▸ RECORDS FOR THE TASK:
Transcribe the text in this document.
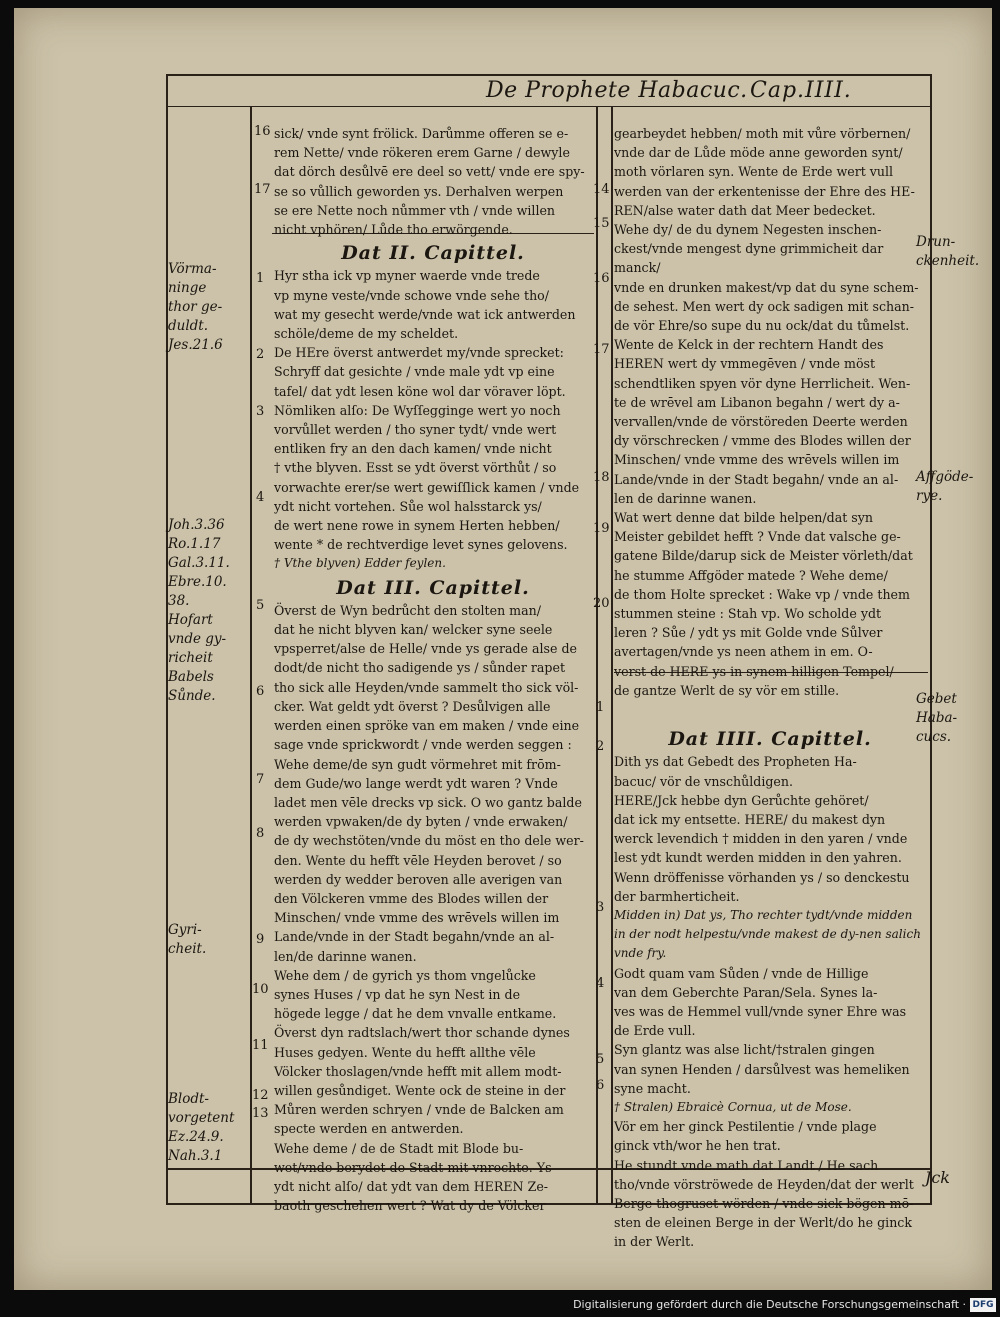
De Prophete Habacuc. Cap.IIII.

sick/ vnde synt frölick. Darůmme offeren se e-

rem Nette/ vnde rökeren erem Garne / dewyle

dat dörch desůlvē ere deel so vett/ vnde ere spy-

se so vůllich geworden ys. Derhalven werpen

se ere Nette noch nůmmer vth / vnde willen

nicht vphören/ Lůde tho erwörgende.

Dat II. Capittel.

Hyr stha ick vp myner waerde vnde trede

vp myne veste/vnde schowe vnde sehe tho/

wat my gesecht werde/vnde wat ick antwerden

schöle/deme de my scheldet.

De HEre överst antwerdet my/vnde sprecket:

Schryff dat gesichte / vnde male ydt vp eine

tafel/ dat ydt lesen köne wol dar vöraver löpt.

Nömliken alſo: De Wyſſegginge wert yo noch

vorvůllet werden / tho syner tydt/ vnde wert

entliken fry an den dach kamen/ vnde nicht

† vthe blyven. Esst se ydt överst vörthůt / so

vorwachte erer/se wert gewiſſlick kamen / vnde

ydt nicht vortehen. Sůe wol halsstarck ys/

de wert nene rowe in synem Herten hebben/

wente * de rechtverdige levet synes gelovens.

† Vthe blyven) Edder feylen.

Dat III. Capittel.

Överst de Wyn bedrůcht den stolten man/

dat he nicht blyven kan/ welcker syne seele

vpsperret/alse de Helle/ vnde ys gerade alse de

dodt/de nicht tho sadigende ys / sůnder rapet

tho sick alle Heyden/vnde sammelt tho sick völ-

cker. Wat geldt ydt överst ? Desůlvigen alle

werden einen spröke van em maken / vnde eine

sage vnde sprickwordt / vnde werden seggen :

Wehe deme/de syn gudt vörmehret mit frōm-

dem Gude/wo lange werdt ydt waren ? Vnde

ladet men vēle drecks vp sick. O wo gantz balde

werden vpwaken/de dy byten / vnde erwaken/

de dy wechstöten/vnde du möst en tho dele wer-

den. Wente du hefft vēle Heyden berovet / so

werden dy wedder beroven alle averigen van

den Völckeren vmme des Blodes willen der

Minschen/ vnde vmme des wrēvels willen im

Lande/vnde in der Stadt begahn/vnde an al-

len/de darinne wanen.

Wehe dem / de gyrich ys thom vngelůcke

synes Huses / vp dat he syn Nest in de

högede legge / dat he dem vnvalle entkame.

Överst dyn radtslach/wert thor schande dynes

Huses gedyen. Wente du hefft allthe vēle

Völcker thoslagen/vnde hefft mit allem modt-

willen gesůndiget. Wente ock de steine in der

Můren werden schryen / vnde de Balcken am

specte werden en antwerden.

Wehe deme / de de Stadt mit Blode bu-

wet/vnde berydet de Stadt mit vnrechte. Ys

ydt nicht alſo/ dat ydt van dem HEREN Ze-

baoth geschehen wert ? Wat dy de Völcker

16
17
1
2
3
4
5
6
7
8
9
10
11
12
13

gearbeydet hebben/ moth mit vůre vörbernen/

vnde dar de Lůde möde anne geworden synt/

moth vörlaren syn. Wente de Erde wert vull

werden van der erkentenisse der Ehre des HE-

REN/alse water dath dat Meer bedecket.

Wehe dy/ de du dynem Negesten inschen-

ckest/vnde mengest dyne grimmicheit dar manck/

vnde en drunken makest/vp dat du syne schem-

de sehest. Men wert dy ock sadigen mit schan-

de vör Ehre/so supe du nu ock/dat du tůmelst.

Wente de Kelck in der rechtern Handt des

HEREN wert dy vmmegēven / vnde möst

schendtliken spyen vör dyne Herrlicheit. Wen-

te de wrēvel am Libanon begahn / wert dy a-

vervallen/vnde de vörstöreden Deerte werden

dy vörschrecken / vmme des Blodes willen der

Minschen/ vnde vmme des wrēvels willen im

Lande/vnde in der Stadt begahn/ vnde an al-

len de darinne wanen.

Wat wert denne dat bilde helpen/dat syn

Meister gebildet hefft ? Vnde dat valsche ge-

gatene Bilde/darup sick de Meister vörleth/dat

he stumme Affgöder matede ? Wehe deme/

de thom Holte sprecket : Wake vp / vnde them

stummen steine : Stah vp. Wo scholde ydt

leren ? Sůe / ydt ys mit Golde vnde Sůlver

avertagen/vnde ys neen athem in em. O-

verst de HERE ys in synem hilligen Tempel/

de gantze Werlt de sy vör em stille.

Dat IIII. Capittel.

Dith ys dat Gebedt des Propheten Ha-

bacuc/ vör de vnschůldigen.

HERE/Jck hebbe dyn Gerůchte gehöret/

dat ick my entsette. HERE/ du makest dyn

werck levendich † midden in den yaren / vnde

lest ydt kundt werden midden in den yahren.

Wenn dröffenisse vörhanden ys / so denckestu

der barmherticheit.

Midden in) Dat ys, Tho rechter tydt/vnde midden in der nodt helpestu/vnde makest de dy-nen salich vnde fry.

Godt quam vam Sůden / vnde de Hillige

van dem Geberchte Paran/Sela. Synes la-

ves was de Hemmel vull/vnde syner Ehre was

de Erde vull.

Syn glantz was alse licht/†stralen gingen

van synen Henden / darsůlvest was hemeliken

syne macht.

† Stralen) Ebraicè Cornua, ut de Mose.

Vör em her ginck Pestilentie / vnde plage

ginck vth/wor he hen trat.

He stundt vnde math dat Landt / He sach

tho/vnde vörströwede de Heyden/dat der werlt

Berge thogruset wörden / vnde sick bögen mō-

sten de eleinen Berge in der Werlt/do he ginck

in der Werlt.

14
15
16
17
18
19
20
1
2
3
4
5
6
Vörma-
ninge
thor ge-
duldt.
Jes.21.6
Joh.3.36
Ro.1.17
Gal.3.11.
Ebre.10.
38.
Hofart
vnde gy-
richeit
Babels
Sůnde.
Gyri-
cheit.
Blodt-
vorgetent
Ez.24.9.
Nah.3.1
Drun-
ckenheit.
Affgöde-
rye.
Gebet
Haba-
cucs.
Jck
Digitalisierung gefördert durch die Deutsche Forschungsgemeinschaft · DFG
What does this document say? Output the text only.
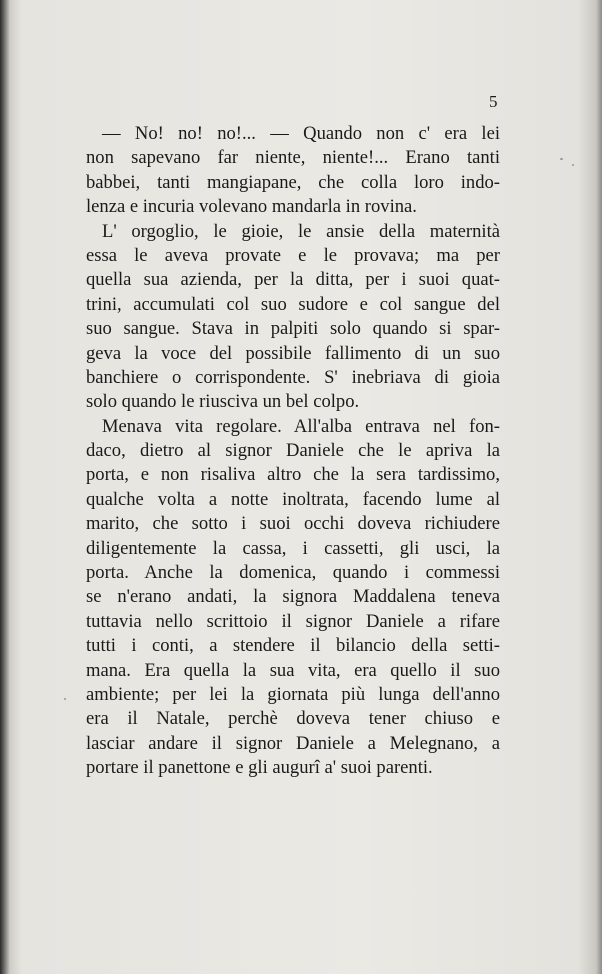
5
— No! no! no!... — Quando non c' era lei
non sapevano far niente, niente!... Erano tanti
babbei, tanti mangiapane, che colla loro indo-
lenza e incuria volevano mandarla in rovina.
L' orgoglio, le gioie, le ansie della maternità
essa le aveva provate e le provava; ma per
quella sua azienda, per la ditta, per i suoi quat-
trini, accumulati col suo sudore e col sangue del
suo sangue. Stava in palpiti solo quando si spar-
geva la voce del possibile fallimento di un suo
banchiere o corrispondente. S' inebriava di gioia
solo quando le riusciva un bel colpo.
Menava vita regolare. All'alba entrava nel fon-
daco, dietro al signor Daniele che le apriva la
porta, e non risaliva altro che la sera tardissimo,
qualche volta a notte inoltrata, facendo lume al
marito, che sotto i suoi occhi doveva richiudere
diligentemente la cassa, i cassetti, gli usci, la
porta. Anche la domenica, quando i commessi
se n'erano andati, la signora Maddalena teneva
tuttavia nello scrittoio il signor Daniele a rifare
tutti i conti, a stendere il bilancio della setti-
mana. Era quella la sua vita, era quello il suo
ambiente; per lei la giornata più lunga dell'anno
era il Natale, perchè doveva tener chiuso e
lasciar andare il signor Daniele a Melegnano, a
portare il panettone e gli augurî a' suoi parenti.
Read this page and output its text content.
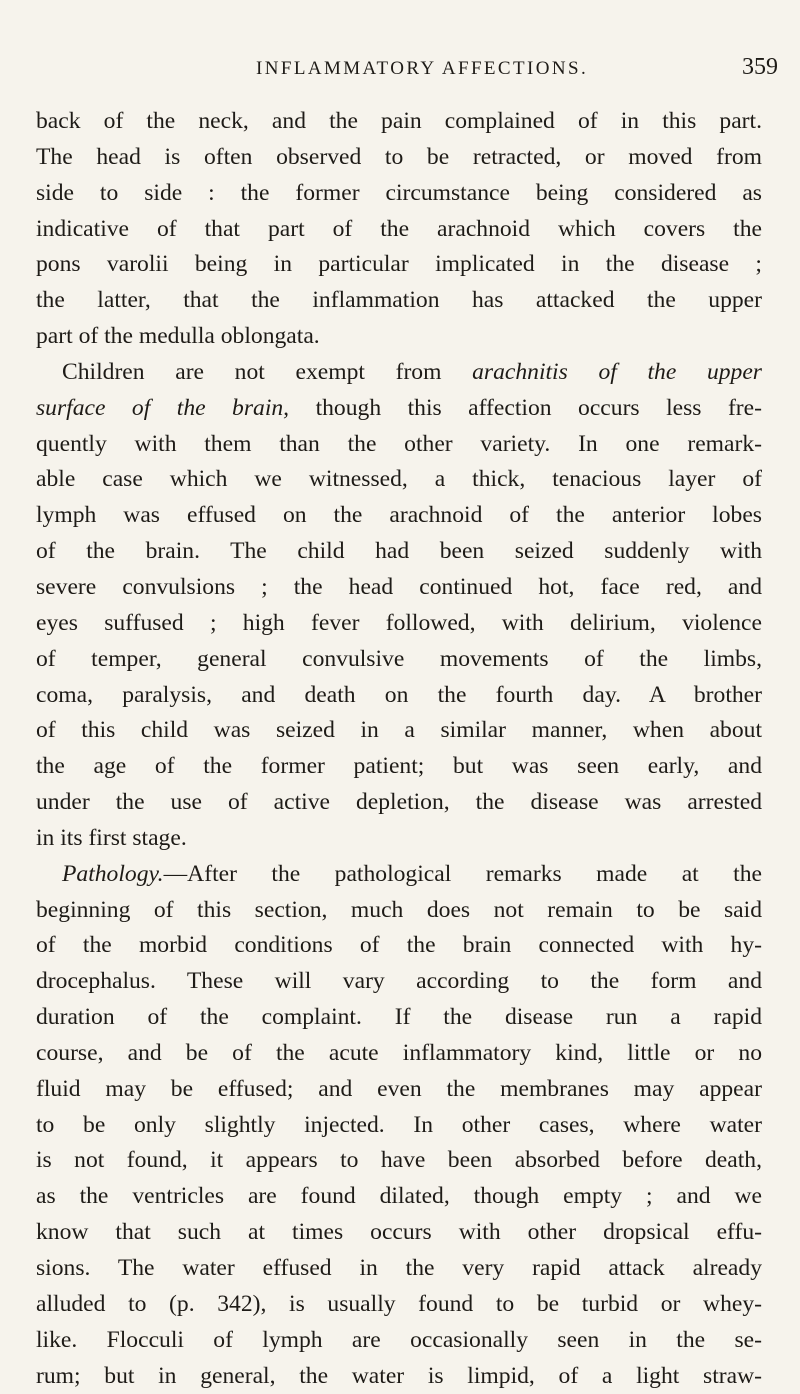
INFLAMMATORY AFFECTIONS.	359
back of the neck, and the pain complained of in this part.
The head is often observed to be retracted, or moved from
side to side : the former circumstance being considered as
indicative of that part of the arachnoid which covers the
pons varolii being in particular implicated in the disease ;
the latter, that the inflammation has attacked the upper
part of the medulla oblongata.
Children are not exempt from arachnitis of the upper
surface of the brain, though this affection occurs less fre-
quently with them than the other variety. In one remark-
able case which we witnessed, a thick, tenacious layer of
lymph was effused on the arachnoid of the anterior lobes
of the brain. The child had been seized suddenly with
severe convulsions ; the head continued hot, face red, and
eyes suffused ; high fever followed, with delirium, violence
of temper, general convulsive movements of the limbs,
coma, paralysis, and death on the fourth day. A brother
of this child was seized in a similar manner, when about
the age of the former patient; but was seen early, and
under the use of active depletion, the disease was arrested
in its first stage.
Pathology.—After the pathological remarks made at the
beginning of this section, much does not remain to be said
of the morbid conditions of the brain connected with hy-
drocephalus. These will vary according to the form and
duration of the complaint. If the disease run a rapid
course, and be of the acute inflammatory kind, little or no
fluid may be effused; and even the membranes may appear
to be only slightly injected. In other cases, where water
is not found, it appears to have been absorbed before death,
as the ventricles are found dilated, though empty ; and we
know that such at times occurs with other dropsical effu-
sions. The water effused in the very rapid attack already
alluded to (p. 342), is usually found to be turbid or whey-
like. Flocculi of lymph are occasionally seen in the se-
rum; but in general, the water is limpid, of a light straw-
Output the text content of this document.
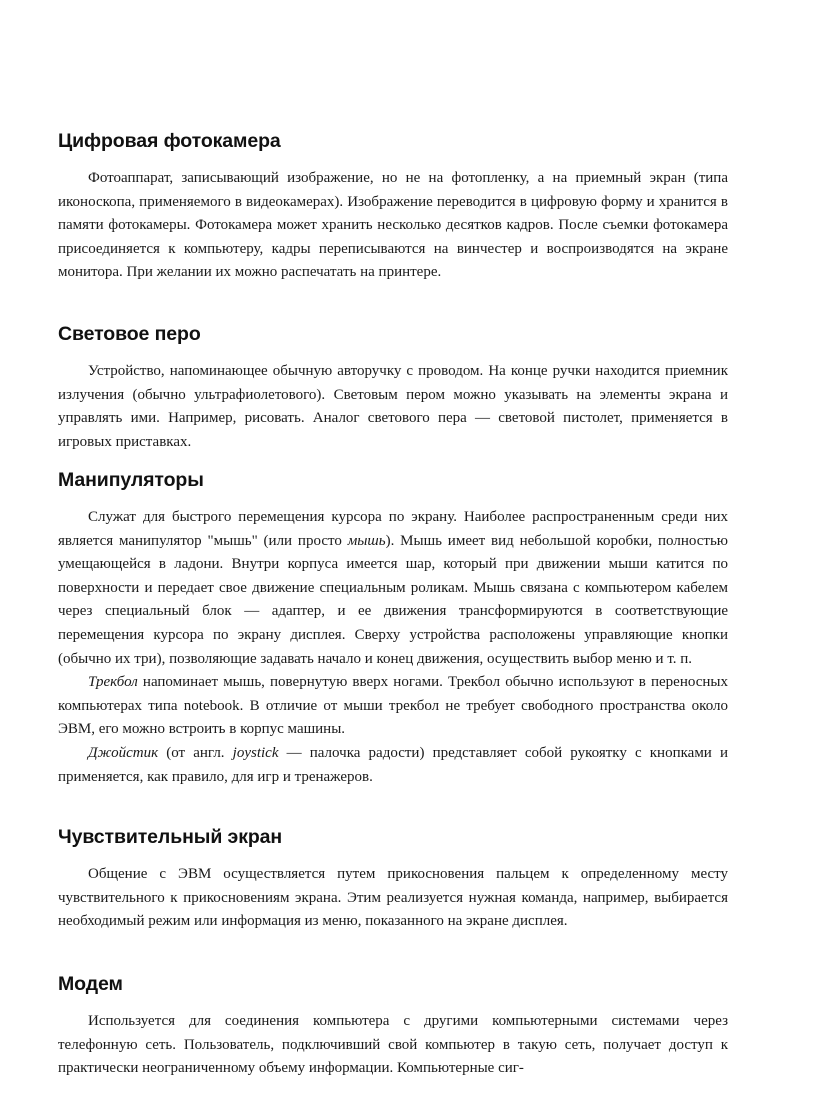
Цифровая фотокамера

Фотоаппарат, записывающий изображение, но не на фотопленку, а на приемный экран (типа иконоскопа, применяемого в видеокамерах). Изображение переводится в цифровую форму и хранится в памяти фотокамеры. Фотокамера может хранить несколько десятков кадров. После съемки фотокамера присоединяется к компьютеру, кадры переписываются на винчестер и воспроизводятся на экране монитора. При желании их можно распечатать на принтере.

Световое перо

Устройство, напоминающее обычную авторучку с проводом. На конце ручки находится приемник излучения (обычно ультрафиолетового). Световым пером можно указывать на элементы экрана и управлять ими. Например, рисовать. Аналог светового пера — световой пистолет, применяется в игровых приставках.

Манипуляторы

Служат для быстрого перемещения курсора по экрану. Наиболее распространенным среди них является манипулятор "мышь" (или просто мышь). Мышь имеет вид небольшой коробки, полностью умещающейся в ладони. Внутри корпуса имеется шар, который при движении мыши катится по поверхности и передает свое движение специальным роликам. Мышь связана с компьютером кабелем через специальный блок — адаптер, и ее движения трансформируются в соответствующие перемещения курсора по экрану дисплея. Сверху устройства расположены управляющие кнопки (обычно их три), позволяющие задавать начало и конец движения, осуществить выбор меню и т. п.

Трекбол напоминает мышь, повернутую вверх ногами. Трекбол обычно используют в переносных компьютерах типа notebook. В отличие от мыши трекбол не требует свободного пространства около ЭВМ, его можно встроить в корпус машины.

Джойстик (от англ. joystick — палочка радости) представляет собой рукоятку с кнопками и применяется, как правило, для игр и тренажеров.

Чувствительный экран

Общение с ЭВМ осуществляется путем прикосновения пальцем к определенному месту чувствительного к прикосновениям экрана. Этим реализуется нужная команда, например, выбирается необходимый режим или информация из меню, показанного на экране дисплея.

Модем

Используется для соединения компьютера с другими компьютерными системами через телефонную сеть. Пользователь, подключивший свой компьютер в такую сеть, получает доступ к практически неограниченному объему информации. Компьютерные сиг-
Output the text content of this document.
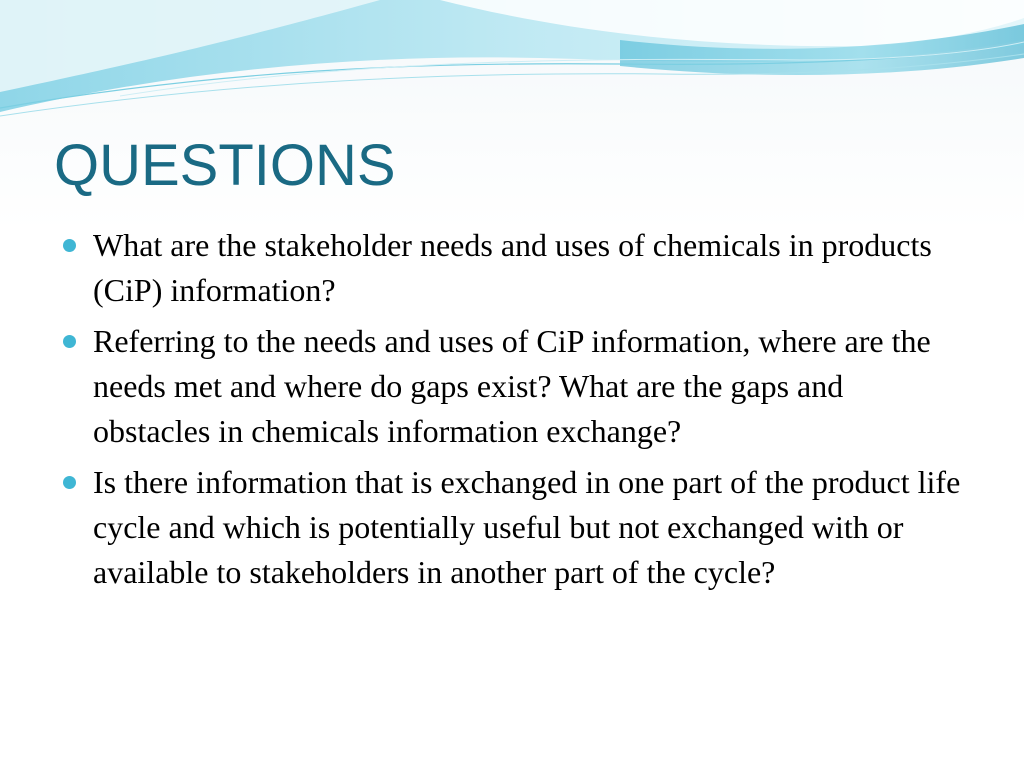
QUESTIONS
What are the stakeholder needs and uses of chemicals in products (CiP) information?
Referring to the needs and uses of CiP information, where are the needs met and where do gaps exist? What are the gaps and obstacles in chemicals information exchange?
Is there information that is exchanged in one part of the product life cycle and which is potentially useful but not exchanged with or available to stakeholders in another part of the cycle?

▸ PROBLEM TO SOLVE:
Across the data above, how many lines include the word "Meister"? Give only the count.

▸ EXPECTED ANSWER:
2